— start Records for this task —

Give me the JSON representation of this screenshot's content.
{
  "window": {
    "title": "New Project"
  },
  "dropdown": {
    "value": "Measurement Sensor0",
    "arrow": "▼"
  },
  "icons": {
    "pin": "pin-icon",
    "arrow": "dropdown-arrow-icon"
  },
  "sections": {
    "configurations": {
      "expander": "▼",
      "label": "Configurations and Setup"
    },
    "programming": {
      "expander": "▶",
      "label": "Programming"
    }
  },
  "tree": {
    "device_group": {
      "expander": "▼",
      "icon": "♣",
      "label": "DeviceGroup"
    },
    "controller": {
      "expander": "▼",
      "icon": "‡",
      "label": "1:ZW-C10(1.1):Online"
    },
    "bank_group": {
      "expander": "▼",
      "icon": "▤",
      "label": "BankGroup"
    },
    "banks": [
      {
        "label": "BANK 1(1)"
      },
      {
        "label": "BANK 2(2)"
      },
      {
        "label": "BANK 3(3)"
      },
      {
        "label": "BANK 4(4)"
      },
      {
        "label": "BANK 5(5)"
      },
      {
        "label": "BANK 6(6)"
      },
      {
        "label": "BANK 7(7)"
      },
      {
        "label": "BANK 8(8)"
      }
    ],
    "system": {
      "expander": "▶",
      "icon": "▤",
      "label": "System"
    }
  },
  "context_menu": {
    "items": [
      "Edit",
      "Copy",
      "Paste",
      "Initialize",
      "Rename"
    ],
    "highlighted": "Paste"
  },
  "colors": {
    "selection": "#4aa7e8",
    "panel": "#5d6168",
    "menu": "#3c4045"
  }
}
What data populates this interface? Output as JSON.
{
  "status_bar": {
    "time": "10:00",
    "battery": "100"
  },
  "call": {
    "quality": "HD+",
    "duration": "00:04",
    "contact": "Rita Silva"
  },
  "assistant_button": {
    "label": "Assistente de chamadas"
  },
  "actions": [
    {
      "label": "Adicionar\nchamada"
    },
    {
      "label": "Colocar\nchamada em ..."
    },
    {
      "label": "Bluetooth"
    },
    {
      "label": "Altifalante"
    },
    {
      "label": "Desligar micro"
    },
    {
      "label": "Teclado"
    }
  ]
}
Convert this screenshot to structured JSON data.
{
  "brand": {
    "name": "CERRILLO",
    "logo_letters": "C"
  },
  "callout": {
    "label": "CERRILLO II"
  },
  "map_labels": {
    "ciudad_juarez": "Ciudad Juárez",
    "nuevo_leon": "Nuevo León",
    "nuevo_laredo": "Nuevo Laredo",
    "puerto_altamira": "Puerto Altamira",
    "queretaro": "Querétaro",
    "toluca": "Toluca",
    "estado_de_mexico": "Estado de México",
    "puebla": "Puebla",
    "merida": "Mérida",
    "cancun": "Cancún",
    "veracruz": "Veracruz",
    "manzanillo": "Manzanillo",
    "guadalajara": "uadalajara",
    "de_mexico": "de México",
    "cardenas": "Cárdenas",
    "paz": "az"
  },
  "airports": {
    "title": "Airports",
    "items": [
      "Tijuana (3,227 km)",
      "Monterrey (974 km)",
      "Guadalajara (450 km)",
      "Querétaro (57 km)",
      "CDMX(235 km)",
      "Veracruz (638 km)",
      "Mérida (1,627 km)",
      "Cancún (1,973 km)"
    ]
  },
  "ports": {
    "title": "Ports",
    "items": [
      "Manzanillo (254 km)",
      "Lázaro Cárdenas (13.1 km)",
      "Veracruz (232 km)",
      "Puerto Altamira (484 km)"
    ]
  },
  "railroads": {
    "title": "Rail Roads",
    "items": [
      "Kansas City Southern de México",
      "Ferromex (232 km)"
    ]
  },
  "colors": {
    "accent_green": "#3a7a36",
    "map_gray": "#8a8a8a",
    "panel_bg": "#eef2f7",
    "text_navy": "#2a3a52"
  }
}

— end Records for this task —

Task goal:
From the entries above, copy every line where the word "data" shows up.

Final answer:
What data populates this interface? Output as JSON.
Convert this screenshot to structured JSON data.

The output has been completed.